Consigna 1: ¿En qué principios se basa la norma internacional descrita en el texto sobre la norma ISO 19600? Enuméralos todos.
Consigna 2: Transcribe del texto sobre la norma ISO 19600 el fragmento que empieza con las palabras que contienen "La Norma ISO 19600, Sistema" y termina con "papel la estrategia.".

Esta norma internacional proporciona orientación para establecer, desarrollar, implementar, evaluar, mantener y mejorar un sistema de gestión de compliance eficaz y que genera respuesta por parte de la organización. Las directrices sobre sistemas de gestión de compliance son aplicable a todo tipo de organizaciones. El alcance de la aplicación de estas directrices depende del tamaño, estructura, naturaleza y complejidad de la organización. Esta norma internacional se basa en los principios de buen gobierno, proporcionalidad, transparencia y sostenibilidad.

Los pilares de la Norma ISO 19600:2015

La Norma ISO 19600, Sistema de Gestión Compliance. Directrices, toma como base la metodología PDCA en la cual, para aquellos que no la conozcan, se siguen las siguientes fases:

Plan: fase en la que se planifica o establece en papel la estrategia.

Do: siguiendo lo anteriormente establecido, se procede a seguir los pasos indicados, es decir, pasamos del papel a la realidad.

Registros aportados:
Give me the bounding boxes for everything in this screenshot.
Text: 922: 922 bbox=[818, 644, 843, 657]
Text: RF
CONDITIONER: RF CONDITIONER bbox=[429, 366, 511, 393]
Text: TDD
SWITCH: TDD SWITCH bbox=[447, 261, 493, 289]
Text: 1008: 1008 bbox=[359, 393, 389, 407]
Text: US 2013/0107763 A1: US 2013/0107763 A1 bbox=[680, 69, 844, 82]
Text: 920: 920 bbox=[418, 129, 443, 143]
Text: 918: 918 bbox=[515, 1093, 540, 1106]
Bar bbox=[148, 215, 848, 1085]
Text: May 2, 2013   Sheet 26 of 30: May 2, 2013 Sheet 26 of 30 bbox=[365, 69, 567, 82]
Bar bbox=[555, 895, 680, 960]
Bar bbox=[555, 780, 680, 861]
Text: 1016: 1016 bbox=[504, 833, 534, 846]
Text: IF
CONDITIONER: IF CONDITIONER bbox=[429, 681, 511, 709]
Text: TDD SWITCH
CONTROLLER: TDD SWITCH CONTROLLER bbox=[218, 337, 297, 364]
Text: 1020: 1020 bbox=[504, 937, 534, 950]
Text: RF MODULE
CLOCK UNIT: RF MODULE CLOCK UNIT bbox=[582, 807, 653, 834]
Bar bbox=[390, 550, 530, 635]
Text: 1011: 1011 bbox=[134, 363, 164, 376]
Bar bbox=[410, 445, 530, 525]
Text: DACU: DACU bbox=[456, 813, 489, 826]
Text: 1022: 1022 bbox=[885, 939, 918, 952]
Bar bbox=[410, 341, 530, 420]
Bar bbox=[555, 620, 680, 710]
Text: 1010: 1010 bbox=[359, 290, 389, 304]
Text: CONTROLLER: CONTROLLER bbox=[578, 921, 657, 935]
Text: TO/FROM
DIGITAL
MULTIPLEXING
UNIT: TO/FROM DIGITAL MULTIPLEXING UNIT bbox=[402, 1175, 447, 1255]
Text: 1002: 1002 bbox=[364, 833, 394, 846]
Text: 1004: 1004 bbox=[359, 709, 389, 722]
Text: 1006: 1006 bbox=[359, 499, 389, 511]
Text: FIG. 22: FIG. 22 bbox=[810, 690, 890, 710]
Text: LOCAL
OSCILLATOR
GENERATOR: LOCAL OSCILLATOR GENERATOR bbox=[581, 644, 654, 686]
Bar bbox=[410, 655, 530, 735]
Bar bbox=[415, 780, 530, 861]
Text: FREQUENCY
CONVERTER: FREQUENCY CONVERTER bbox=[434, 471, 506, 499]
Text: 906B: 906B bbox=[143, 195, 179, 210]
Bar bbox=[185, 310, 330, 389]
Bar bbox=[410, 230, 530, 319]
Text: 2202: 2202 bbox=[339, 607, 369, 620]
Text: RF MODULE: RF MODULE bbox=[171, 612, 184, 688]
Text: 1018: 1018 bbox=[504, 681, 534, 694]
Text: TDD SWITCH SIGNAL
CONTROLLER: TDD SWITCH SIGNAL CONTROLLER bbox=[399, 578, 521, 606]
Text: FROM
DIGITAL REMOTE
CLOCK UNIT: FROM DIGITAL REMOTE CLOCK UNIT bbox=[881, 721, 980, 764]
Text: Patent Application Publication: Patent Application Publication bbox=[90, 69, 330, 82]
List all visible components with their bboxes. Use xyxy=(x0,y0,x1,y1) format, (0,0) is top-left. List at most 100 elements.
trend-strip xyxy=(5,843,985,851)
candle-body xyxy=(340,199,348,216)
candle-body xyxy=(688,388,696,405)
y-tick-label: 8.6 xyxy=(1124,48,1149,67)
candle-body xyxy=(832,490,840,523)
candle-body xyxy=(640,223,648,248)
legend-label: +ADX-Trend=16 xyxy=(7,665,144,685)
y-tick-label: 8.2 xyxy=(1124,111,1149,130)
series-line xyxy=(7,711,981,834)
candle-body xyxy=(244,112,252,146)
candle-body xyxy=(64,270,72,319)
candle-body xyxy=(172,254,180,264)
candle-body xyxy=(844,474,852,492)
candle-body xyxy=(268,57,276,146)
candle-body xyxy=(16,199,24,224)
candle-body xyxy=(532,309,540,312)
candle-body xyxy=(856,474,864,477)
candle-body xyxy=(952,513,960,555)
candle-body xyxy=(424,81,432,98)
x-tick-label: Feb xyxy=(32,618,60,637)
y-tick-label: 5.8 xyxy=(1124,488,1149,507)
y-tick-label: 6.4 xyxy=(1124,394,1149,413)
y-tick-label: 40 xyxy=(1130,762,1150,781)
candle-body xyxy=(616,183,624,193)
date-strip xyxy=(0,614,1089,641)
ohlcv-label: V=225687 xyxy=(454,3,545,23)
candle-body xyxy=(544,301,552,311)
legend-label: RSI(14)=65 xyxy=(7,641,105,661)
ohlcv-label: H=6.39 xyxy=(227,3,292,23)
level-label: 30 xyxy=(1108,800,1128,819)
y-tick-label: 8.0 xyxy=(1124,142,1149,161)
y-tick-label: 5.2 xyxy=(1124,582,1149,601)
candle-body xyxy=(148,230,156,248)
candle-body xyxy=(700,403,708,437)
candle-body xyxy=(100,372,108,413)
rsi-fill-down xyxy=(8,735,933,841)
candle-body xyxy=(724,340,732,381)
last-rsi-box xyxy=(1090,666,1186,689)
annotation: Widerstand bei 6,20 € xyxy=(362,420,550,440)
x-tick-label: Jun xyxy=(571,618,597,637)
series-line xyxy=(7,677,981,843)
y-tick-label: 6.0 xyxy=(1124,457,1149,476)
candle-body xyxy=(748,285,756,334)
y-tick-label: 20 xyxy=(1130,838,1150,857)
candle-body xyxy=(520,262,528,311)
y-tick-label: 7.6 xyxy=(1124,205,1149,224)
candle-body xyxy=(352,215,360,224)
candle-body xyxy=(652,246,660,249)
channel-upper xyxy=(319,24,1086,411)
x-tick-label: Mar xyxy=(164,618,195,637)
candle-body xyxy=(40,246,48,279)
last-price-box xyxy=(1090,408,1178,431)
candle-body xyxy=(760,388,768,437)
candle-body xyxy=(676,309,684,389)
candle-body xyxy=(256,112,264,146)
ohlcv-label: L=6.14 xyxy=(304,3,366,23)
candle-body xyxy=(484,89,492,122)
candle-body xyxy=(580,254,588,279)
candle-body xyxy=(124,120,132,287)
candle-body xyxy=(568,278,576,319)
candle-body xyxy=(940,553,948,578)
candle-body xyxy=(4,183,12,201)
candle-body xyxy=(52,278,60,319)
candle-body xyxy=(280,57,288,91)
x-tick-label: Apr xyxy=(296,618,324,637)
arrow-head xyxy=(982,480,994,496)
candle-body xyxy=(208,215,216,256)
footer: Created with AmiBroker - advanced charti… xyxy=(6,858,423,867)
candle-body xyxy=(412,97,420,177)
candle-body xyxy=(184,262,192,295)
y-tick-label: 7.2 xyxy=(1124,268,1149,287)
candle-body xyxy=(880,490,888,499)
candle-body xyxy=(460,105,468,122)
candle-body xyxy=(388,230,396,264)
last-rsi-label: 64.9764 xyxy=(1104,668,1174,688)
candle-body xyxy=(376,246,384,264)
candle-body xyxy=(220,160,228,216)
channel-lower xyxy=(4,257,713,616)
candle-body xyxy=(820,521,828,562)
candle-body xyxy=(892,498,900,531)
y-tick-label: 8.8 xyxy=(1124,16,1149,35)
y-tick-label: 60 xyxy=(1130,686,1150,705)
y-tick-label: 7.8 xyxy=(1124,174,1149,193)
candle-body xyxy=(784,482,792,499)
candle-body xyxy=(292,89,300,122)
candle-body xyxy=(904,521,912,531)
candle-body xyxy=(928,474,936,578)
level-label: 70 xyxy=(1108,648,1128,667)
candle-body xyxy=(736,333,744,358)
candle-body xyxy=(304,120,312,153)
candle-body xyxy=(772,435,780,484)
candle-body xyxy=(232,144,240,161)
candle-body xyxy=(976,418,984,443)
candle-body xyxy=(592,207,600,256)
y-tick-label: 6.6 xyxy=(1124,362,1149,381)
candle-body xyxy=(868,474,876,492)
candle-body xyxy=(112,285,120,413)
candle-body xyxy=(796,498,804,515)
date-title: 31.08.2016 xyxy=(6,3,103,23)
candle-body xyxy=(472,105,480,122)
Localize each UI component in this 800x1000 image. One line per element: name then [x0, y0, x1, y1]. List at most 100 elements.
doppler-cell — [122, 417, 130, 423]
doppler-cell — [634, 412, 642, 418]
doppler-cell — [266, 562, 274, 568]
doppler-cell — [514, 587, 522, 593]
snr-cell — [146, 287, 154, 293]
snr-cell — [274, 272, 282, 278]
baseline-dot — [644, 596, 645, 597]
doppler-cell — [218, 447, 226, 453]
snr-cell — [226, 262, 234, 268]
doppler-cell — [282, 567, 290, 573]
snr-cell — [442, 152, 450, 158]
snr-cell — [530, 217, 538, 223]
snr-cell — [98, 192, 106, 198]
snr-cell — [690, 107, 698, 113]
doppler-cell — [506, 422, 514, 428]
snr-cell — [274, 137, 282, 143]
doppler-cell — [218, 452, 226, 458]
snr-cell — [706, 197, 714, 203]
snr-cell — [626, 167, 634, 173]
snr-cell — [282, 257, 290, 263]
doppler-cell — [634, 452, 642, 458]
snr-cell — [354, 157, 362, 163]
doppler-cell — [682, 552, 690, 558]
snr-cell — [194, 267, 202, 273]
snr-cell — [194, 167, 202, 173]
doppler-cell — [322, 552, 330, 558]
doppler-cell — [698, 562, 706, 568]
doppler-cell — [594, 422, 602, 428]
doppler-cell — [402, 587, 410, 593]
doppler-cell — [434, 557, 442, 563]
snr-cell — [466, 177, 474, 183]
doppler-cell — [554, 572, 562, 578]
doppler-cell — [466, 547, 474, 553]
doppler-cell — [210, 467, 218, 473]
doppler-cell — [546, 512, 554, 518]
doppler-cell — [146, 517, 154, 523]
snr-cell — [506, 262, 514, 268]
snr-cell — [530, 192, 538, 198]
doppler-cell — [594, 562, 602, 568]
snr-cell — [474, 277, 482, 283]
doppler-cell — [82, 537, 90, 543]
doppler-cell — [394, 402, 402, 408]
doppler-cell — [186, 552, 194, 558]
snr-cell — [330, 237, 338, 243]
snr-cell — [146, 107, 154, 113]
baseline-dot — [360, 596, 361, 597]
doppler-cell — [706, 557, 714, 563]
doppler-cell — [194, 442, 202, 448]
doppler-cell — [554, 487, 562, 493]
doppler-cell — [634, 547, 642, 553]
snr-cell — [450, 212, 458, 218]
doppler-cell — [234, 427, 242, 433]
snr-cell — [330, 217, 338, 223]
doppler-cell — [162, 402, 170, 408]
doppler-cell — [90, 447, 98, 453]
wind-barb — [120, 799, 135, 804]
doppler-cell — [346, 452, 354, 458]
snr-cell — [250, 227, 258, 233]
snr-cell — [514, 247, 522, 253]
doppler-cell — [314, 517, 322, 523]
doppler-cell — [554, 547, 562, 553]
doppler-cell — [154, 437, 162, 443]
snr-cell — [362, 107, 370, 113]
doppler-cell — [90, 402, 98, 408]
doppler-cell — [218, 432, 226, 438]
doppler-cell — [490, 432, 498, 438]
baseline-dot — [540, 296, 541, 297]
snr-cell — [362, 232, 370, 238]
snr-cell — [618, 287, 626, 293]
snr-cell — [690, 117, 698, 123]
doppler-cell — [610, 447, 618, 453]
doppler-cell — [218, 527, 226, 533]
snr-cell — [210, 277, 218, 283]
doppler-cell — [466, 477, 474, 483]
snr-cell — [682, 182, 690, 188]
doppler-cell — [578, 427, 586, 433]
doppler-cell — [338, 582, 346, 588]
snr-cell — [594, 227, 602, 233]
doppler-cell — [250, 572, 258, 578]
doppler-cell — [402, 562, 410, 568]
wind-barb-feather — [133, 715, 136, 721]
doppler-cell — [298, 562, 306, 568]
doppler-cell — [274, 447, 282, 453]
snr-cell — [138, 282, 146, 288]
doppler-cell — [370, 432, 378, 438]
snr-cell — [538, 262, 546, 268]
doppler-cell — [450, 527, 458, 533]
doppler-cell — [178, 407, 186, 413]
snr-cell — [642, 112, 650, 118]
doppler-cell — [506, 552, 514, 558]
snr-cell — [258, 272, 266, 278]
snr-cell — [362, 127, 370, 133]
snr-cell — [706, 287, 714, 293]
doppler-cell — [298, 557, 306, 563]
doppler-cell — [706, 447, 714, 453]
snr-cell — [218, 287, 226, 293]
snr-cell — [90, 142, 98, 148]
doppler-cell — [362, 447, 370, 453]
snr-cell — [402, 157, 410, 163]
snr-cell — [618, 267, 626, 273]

Solución 1:
- Buen gobierno
- Proporcionalidad
- Transparencia
- Sostenibilidad

Solución 2:
La Norma ISO 19600, Sistema de Gestión Compliance. Directrices, toma como base la metodología PDCA en la cual, para aquellos que no la conozcan, se siguen las siguientes fases:

Plan: fase en la que se planifica o establece en papel la estrategia.